-- BEGIN Exercise material --
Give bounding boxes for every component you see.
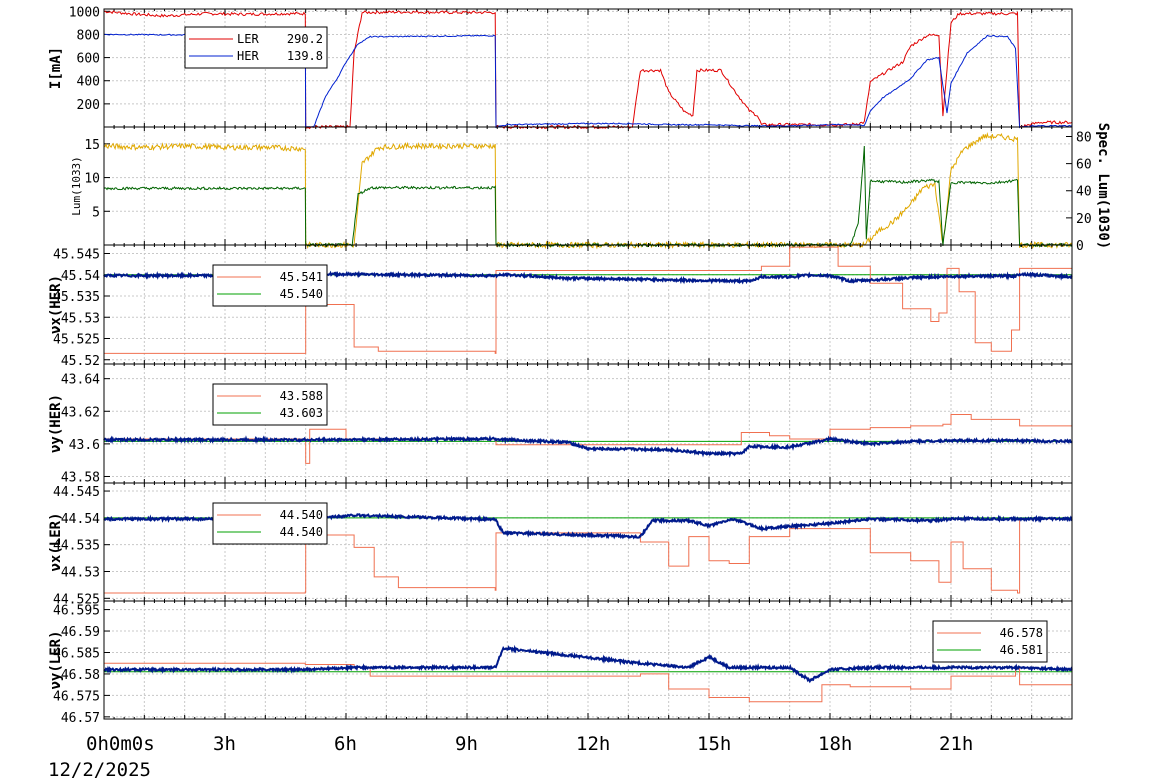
ytick-label: 46.585 [53, 646, 100, 661]
legend-box [212, 383, 328, 426]
y2tick-label: 60 [1076, 158, 1092, 173]
nuy-ler-ylabel: νy(LER) [48, 630, 64, 689]
legend-value: 45.541 [280, 270, 323, 284]
nux-her-ylabel: νx(HER) [48, 275, 64, 334]
ytick-label: 44.545 [53, 485, 100, 500]
setpoint-line [104, 246, 1072, 354]
nux-ler-ylabel: νx(LER) [48, 512, 64, 571]
ytick-label: 43.62 [61, 405, 100, 420]
current-ylabel: I[mA] [48, 47, 64, 89]
legend-value: 46.578 [1000, 626, 1043, 640]
ytick-label: 46.595 [53, 604, 100, 619]
time-tick-label: 3h [213, 733, 236, 755]
ytick-label: 44.535 [53, 539, 100, 554]
legend-value: 139.8 [287, 49, 323, 63]
ytick-label: 43.58 [61, 470, 100, 485]
time-tick-label: 15h [697, 733, 731, 755]
panel-nuy_ler: 46.59546.5946.58546.5846.57546.5746.5784… [48, 600, 1073, 726]
ler-current-line [104, 10, 1073, 130]
ytick-label: 200 [77, 98, 100, 113]
ytick-label: 45.525 [53, 333, 100, 348]
time-tick-label: 0h0m0s [86, 733, 155, 755]
legend-name: LER [237, 32, 259, 46]
legend-value: 45.540 [280, 287, 323, 301]
legend-value: 46.581 [1000, 643, 1043, 657]
spec-lum-ylabel: Spec. Lum(1030) [1095, 123, 1111, 249]
ytick-label: 45.52 [61, 354, 100, 369]
time-tick-label: 21h [939, 733, 973, 755]
ytick-label: 5 [92, 205, 100, 220]
y2tick-label: 80 [1076, 130, 1092, 145]
y2tick-label: 20 [1076, 212, 1092, 227]
ytick-label: 43.6 [69, 438, 100, 453]
legend-box [932, 620, 1048, 663]
ytick-label: 15 [84, 138, 100, 153]
panel-current: 1000 800 600 400 200 LER 290.2 HER 139.8 I[mA] [48, 5, 1073, 130]
legend: 43.588 43.603 [212, 383, 328, 426]
legend-name: HER [237, 49, 259, 63]
setpoint-line [104, 414, 1073, 464]
ytick-label: 45.535 [53, 290, 100, 305]
ytick-label: 44.525 [53, 592, 100, 607]
legend-box [184, 26, 328, 69]
nuy-her-ylabel: νy(HER) [48, 394, 64, 453]
time-axis: 0h0m0s 3h 6h 9h 12h 15h 18h 21h 12/2/2025 [48, 733, 973, 781]
measured-line [103, 434, 1073, 458]
legend-value: 43.603 [280, 406, 323, 420]
ytick-label: 10 [84, 172, 100, 187]
legend: LER 290.2 HER 139.8 [184, 26, 328, 69]
panel-nux_ler: 44.54544.5444.53544.5344.52544.54044.540… [48, 482, 1073, 607]
panel-luminosity: 15 10 5 80 60 40 20 0 Lum(1033) Spec. Lum(1030) [70, 123, 1111, 254]
ytick-label: 44.53 [61, 566, 100, 581]
legend-value: 43.588 [280, 389, 323, 403]
ytick-label: 800 [77, 28, 100, 43]
legend: 44.540 44.540 [212, 502, 328, 545]
ytick-label: 400 [77, 75, 100, 90]
panel-nux_her: 45.54545.5445.53545.5345.52545.5245.5414… [48, 244, 1073, 369]
legend: 45.541 45.540 [212, 264, 328, 307]
ytick-label: 45.54 [61, 269, 100, 284]
measured-line [103, 644, 1073, 684]
ytick-label: 46.59 [61, 625, 100, 640]
time-tick-label: 6h [334, 733, 357, 755]
ytick-label: 46.57 [61, 711, 100, 726]
ytick-label: 46.575 [53, 689, 100, 704]
legend-value: 44.540 [280, 508, 323, 522]
legend-value: 44.540 [280, 525, 323, 539]
y2tick-label: 40 [1076, 185, 1092, 200]
lum-ylabel: Lum(1033) [70, 156, 83, 216]
legend-box [212, 264, 328, 307]
setpoint-line [104, 518, 1072, 594]
time-tick-label: 12h [576, 733, 610, 755]
ytick-label: 46.58 [61, 668, 100, 683]
ytick-label: 44.54 [61, 512, 100, 527]
time-tick-label: 18h [818, 733, 852, 755]
y2tick-label: 0 [1076, 239, 1084, 254]
time-axis-date: 12/2/2025 [48, 759, 151, 781]
legend-value: 290.2 [287, 32, 323, 46]
ytick-label: 43.64 [61, 373, 100, 388]
spec-lum-line [103, 131, 1073, 250]
panel-frame [103, 600, 1073, 720]
time-tick-label: 9h [455, 733, 478, 755]
ytick-label: 1000 [69, 5, 100, 20]
ytick-label: 600 [77, 52, 100, 67]
panel-nuy_her: 43.64 43.62 43.6 43.58 43.588 43.603 νy(HER) [48, 363, 1073, 485]
legend-box [212, 502, 328, 545]
ytick-label: 45.53 [61, 311, 100, 326]
legend: 46.578 46.581 [932, 620, 1048, 663]
ytick-label: 45.545 [53, 248, 100, 263]
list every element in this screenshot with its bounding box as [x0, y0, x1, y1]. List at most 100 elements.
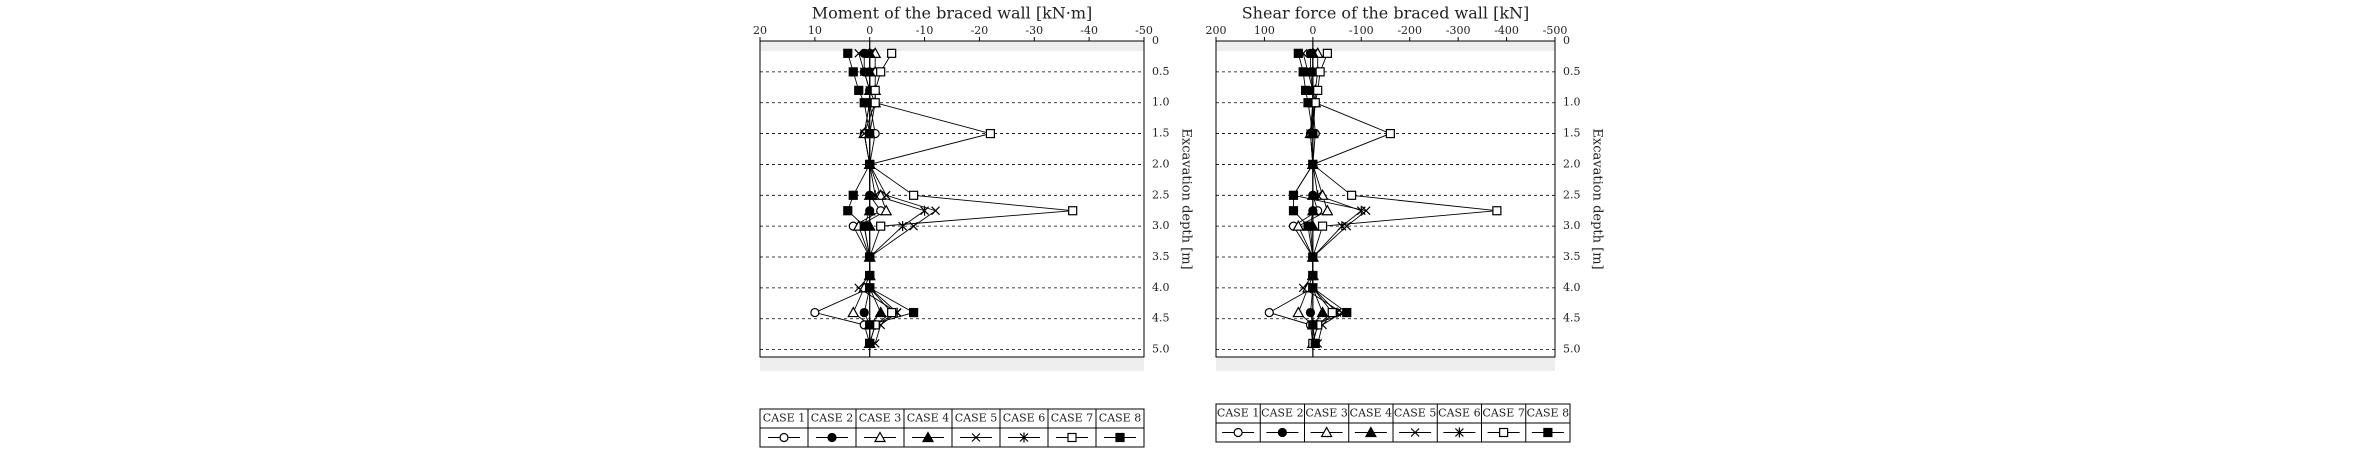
marker — [848, 190, 858, 200]
marker — [847, 306, 860, 318]
marker — [1300, 85, 1311, 95]
y-axis-label: Excavation depth [m] — [1590, 128, 1605, 269]
marker — [863, 189, 876, 200]
marker — [827, 432, 837, 443]
marker — [1321, 204, 1334, 216]
x-tick-label: 200 — [1206, 24, 1227, 37]
marker — [881, 190, 891, 200]
marker — [920, 205, 929, 216]
x-tick-label: 100 — [1254, 24, 1275, 37]
marker — [854, 283, 864, 293]
marker — [865, 159, 875, 170]
marker — [854, 48, 864, 58]
x-tick-label: 10 — [808, 24, 822, 37]
legend-label: CASE 8 — [1527, 407, 1569, 420]
marker — [854, 85, 864, 95]
marker — [848, 67, 858, 77]
marker — [870, 85, 880, 95]
marker — [908, 307, 919, 318]
x-tick-label: 20 — [753, 24, 767, 37]
marker — [1320, 426, 1333, 438]
marker — [931, 206, 940, 216]
marker — [1277, 427, 1287, 438]
y-tick-label: 3.0 — [1563, 219, 1581, 232]
marker — [865, 320, 875, 330]
marker — [985, 128, 996, 139]
marker — [865, 48, 875, 59]
x-tick-label: -300 — [1446, 24, 1471, 37]
marker — [1288, 206, 1299, 216]
y-tick-label: 5.0 — [1563, 343, 1581, 356]
marker — [1313, 85, 1323, 95]
marker — [1492, 206, 1502, 216]
marker — [1019, 432, 1029, 443]
marker — [1303, 221, 1313, 231]
marker — [779, 432, 789, 443]
marker — [1306, 204, 1319, 216]
y-tick-label: 1.5 — [1152, 127, 1170, 140]
marker — [1293, 48, 1303, 58]
marker — [1346, 190, 1357, 200]
marker — [1292, 306, 1305, 318]
marker — [1385, 128, 1395, 139]
legend-label: CASE 2 — [811, 412, 853, 425]
marker — [1337, 221, 1347, 232]
marker — [873, 431, 887, 443]
x-tick-label: -200 — [1397, 24, 1422, 37]
marker — [1454, 427, 1464, 438]
legend-label: CASE 5 — [955, 412, 997, 425]
marker — [859, 307, 869, 318]
marker — [1298, 283, 1308, 293]
marker — [1308, 159, 1318, 170]
x-tick-label: -500 — [1543, 24, 1568, 37]
x-tick-label: -50 — [1135, 24, 1153, 37]
y-tick-label: 2.0 — [1563, 157, 1581, 170]
marker — [1410, 428, 1420, 437]
marker — [870, 98, 880, 108]
marker — [880, 204, 893, 216]
marker — [876, 67, 886, 77]
legend-label: CASE 7 — [1051, 412, 1093, 425]
legend-label: CASE 6 — [1003, 412, 1045, 425]
marker — [874, 306, 887, 318]
chart-title: Shear force of the braced wall [kN] — [1242, 4, 1530, 23]
x-tick-label: -400 — [1494, 24, 1519, 37]
marker — [1364, 426, 1377, 438]
x-tick-label: 0 — [866, 24, 873, 37]
marker — [863, 204, 876, 216]
marker — [1356, 205, 1366, 216]
marker — [843, 48, 853, 58]
y-tick-label: 0.5 — [1152, 65, 1170, 78]
marker — [1327, 307, 1337, 318]
chart-title: Moment of the braced wall [kN·m] — [812, 4, 1093, 23]
y-tick-label: 0 — [1152, 34, 1159, 47]
ground-base — [760, 357, 1144, 371]
marker — [1067, 432, 1077, 443]
marker — [921, 431, 935, 443]
marker — [1308, 48, 1318, 59]
marker — [1313, 190, 1323, 201]
marker — [1322, 48, 1332, 58]
x-tick-label: -30 — [1025, 24, 1043, 37]
legend-label: CASE 1 — [1217, 407, 1259, 420]
legend-label: CASE 3 — [1305, 407, 1347, 420]
marker — [908, 190, 919, 200]
marker — [898, 221, 908, 232]
x-tick-label: -10 — [916, 24, 934, 37]
legend-label: CASE 2 — [1261, 407, 1303, 420]
marker — [1305, 307, 1316, 318]
marker — [909, 221, 919, 231]
marker — [865, 338, 875, 349]
y-axis-label: Excavation depth [m] — [1179, 128, 1194, 269]
marker — [1316, 306, 1329, 318]
marker — [1308, 128, 1318, 139]
y-tick-label: 2.5 — [1563, 188, 1581, 201]
marker — [865, 283, 875, 293]
marker — [876, 221, 886, 231]
marker — [1288, 190, 1299, 200]
y-tick-label: 0 — [1563, 34, 1570, 47]
y-tick-label: 3.0 — [1152, 219, 1170, 232]
y-tick-label: 1.0 — [1152, 96, 1170, 109]
legend-label: CASE 4 — [907, 412, 949, 425]
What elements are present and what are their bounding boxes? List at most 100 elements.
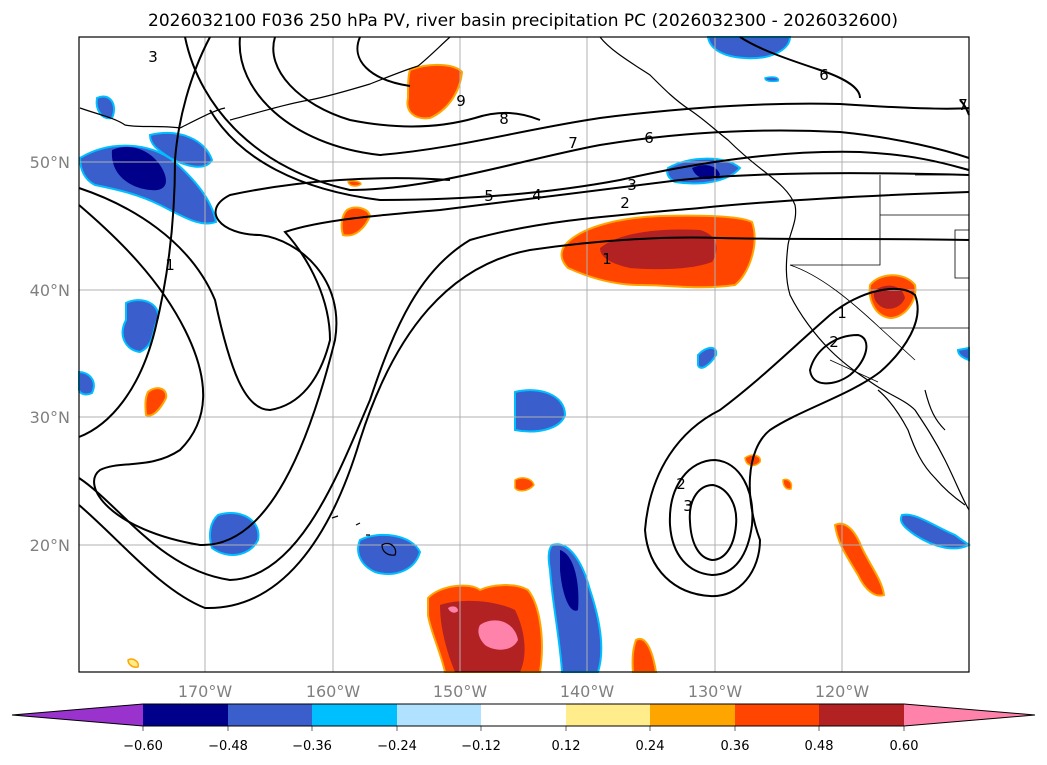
contour-label: 2 <box>620 194 630 212</box>
north-america-coast <box>599 36 970 511</box>
contour-label: 9 <box>456 92 466 110</box>
lat-label: 50°N <box>30 153 70 172</box>
colorbar-tick-label: 0.48 <box>805 739 834 754</box>
hawaii-islands <box>331 515 370 536</box>
colorbar-segment <box>143 704 228 726</box>
pv-contour-line <box>184 36 970 192</box>
positive-precip-region <box>833 522 886 597</box>
lon-label: 150°W <box>433 682 488 701</box>
contour-label: 5 <box>484 187 494 205</box>
pv-contour-line <box>78 191 970 582</box>
colorbar: −0.60 −0.48 −0.36 −0.24 −0.12 0.12 0.24 … <box>11 703 1036 754</box>
lat-label: 30°N <box>30 408 70 427</box>
map-background <box>79 37 969 672</box>
strong-positive-precip-region <box>874 285 905 309</box>
pv-contour-line <box>78 177 451 547</box>
pv-contour-line <box>739 36 861 99</box>
colorbar-tick-label: 0.60 <box>890 739 919 754</box>
negative-precip-region <box>697 346 718 369</box>
negative-precip-region <box>78 370 95 396</box>
pv-contour-line <box>78 172 970 412</box>
colorbar-segment <box>312 704 397 726</box>
pv-contour-line-closed <box>643 287 919 598</box>
positive-precip-region <box>514 477 535 492</box>
contour-label: 3 <box>148 48 158 66</box>
lon-label: 160°W <box>306 682 361 701</box>
contour-label: 2 <box>676 475 686 493</box>
lon-label: 170°W <box>178 682 233 701</box>
pv-contour-line <box>272 36 541 128</box>
contour-label: 6 <box>819 66 829 84</box>
colorbar-tick-label: 0.12 <box>552 739 581 754</box>
colorbar-segment <box>566 704 650 726</box>
colorbar-upper-extension <box>904 704 1035 726</box>
positive-precip-region <box>144 387 168 417</box>
negative-precip-region <box>209 512 260 556</box>
longitude-labels: 170°W 160°W 150°W 140°W 130°W 120°W <box>178 682 870 701</box>
contour-label: 8 <box>499 110 509 128</box>
contour-label: 4 <box>532 186 542 204</box>
map-frame <box>78 36 970 673</box>
pv-contour-line <box>209 109 970 202</box>
colorbar-segment <box>481 704 566 726</box>
colorbar-tick-label: −0.60 <box>123 739 163 754</box>
contour-label: 7 <box>958 96 968 114</box>
colorbar-tick-label: −0.12 <box>461 739 501 754</box>
negative-precip-region <box>148 132 214 168</box>
colorbar-tick-label: 0.24 <box>636 739 665 754</box>
lat-label: 40°N <box>30 281 70 300</box>
pv-contour-line <box>356 36 411 87</box>
pv-contour-line-closed <box>808 333 868 385</box>
aleutian-coast <box>79 107 226 129</box>
colorbar-tick-label: −0.36 <box>292 739 332 754</box>
contour-label: 3 <box>627 176 637 194</box>
pv-contour-line-closed <box>668 458 754 577</box>
strong-negative-precip-region <box>560 550 579 611</box>
hawaii-island <box>381 542 397 556</box>
pv-contour-line <box>78 36 211 438</box>
positive-precip-region <box>406 64 464 120</box>
negative-precip-region <box>899 513 971 550</box>
contour-label: 6 <box>644 129 654 147</box>
colorbar-tick-label: 0.36 <box>721 739 750 754</box>
strong-negative-precip-region <box>111 146 166 191</box>
strongest-positive-precip-region <box>448 606 458 613</box>
map-title: 2026032100 F036 250 hPa PV, river basin … <box>148 11 898 31</box>
contour-label: 1 <box>165 256 175 274</box>
gulf-coast <box>924 389 946 431</box>
alaska-coast <box>229 36 451 121</box>
pv-contour-line <box>238 36 970 157</box>
colorbar-tick-label: −0.48 <box>208 739 248 754</box>
contour-label: 1 <box>837 304 847 322</box>
lon-label: 130°W <box>688 682 743 701</box>
colorbar-segment <box>397 704 481 726</box>
contour-label: 3 <box>683 497 693 515</box>
baja-coast <box>877 389 966 506</box>
pv-contours <box>78 36 970 610</box>
colorbar-segment <box>735 704 819 726</box>
colorbar-tick-label: −0.24 <box>377 739 417 754</box>
pv-contour-line-closed <box>688 483 738 562</box>
negative-precip-region <box>764 76 780 83</box>
lon-label: 120°W <box>815 682 870 701</box>
negative-precip-region <box>514 389 567 433</box>
colorbar-segment <box>819 704 904 726</box>
positive-precip-region <box>347 180 362 187</box>
lat-label: 20°N <box>30 536 70 555</box>
strongest-positive-precip-region <box>478 620 518 650</box>
colorbar-lower-extension <box>12 704 143 726</box>
map-panel: 3 9 8 7 6 6 5 4 3 2 1 1 1 2 2 3 7 <box>78 36 971 673</box>
colorbar-ticks <box>142 726 905 731</box>
state-borders <box>789 175 969 329</box>
negative-precip-region <box>95 95 116 120</box>
pv-contour-line <box>78 236 970 610</box>
lon-label: 140°W <box>560 682 615 701</box>
strong-negative-precip-region <box>692 165 720 180</box>
colorbar-segment <box>650 704 735 726</box>
contour-label: 2 <box>829 333 839 351</box>
contour-label: 7 <box>568 134 578 152</box>
contour-label: 1 <box>602 250 612 268</box>
colorbar-segment <box>228 704 312 726</box>
weak-positive-precip-region <box>127 658 140 668</box>
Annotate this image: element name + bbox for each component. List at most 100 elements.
-- END Exercise material --
Please repeat the rows from the line with "contour-label: 2 <box>620 194 630 212</box>" to the line with "pv-contour-line <box>184 36 970 192</box>", copying each one character for character.

contour-label: 2 <box>620 194 630 212</box>
north-america-coast <box>599 36 970 511</box>
contour-label: 9 <box>456 92 466 110</box>
lat-label: 50°N <box>30 153 70 172</box>
colorbar-tick-label: 0.48 <box>805 739 834 754</box>
hawaii-islands <box>331 515 370 536</box>
colorbar-segment <box>143 704 228 726</box>
pv-contour-line <box>184 36 970 192</box>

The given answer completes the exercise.